Listings of boxed layout items:
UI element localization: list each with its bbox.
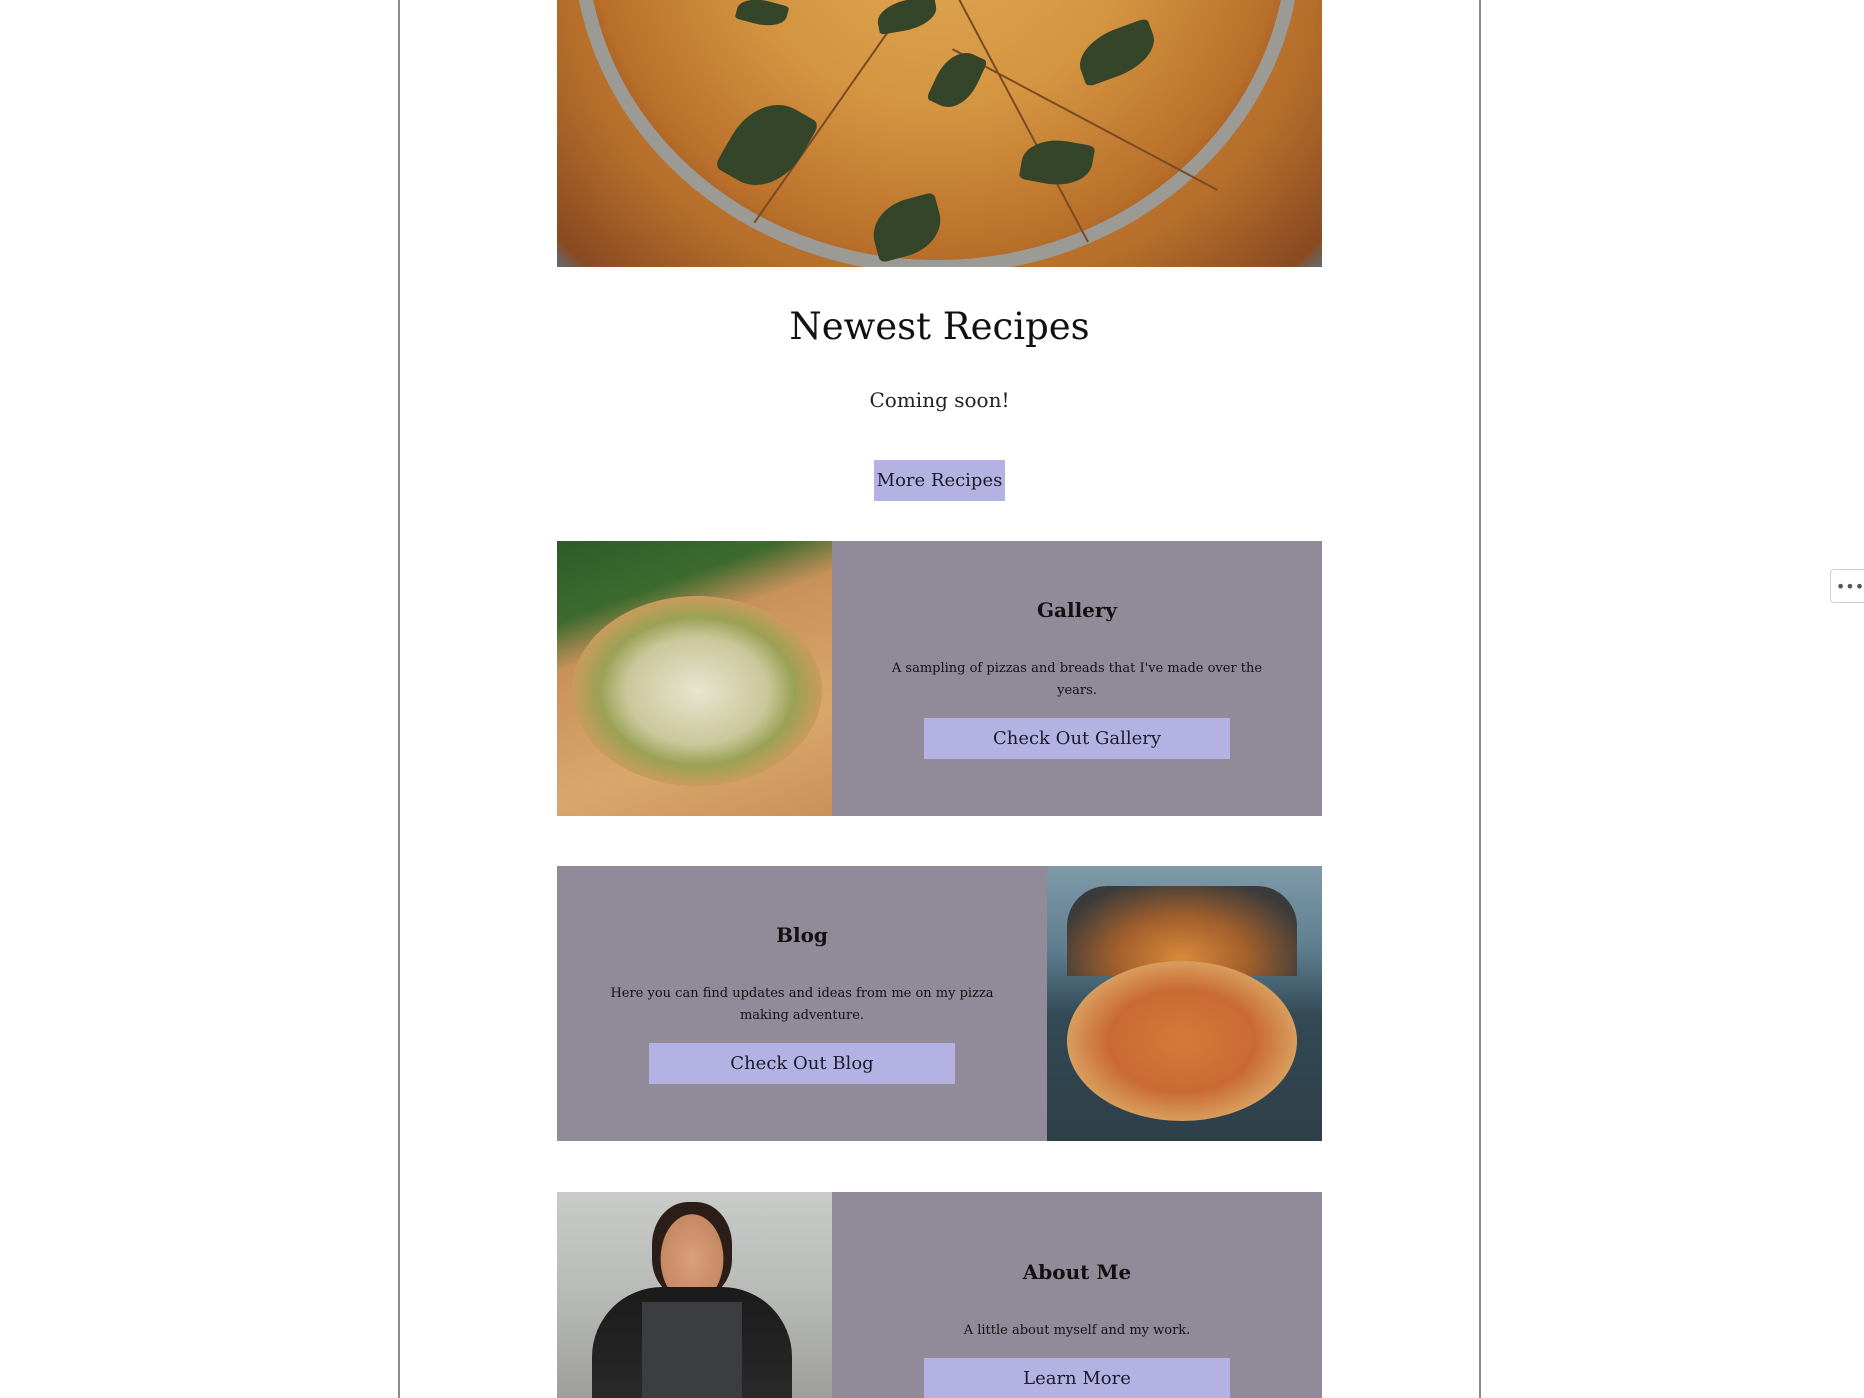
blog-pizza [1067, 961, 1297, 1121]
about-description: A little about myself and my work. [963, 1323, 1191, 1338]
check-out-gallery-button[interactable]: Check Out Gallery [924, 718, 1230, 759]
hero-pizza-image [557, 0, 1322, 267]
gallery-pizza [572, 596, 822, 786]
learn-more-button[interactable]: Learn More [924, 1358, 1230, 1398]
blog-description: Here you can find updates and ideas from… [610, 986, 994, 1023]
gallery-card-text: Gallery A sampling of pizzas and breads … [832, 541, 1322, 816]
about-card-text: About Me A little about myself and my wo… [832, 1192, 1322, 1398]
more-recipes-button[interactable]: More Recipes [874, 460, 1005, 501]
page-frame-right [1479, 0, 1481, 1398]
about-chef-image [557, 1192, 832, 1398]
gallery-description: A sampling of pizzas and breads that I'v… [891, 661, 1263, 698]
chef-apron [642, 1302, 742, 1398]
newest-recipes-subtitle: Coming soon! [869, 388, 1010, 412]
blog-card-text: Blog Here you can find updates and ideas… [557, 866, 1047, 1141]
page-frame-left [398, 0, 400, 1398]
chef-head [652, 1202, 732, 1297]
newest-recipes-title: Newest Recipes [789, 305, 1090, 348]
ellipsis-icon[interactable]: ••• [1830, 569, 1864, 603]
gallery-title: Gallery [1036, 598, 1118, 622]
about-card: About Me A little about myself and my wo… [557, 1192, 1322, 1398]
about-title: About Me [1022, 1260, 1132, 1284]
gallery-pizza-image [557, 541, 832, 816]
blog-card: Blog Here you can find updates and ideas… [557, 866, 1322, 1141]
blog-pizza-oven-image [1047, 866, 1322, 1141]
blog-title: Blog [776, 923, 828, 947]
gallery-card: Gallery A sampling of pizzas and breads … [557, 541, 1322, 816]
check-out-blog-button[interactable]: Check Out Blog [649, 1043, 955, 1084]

▶ [What is required]:
Reproduce every line of the listing above word for word, leaving out the picture.

▶ [Result for this task]:
UI element localization: list each with its bbox.
blog-pizza [1067, 961, 1297, 1121]
about-description: A little about myself and my work. [963, 1323, 1191, 1338]
check-out-gallery-button[interactable]: Check Out Gallery [924, 718, 1230, 759]
hero-pizza-image [557, 0, 1322, 267]
gallery-pizza [572, 596, 822, 786]
learn-more-button[interactable]: Learn More [924, 1358, 1230, 1398]
blog-description: Here you can find updates and ideas from… [610, 986, 994, 1023]
gallery-card-text: Gallery A sampling of pizzas and breads … [832, 541, 1322, 816]
about-card-text: About Me A little about myself and my wo… [832, 1192, 1322, 1398]
more-recipes-button[interactable]: More Recipes [874, 460, 1005, 501]
page-frame-right [1479, 0, 1481, 1398]
about-chef-image [557, 1192, 832, 1398]
gallery-description: A sampling of pizzas and breads that I'v… [891, 661, 1263, 698]
chef-apron [642, 1302, 742, 1398]
newest-recipes-subtitle: Coming soon! [869, 388, 1010, 412]
blog-card-text: Blog Here you can find updates and ideas… [557, 866, 1047, 1141]
page-frame-left [398, 0, 400, 1398]
chef-head [652, 1202, 732, 1297]
newest-recipes-title: Newest Recipes [789, 305, 1090, 348]
ellipsis-icon[interactable]: ••• [1830, 569, 1864, 603]
gallery-title: Gallery [1036, 598, 1118, 622]
about-card: About Me A little about myself and my wo… [557, 1192, 1322, 1398]
about-title: About Me [1022, 1260, 1132, 1284]
gallery-pizza-image [557, 541, 832, 816]
blog-card: Blog Here you can find updates and ideas… [557, 866, 1322, 1141]
blog-pizza-oven-image [1047, 866, 1322, 1141]
blog-title: Blog [776, 923, 828, 947]
gallery-card: Gallery A sampling of pizzas and breads … [557, 541, 1322, 816]
check-out-blog-button[interactable]: Check Out Blog [649, 1043, 955, 1084]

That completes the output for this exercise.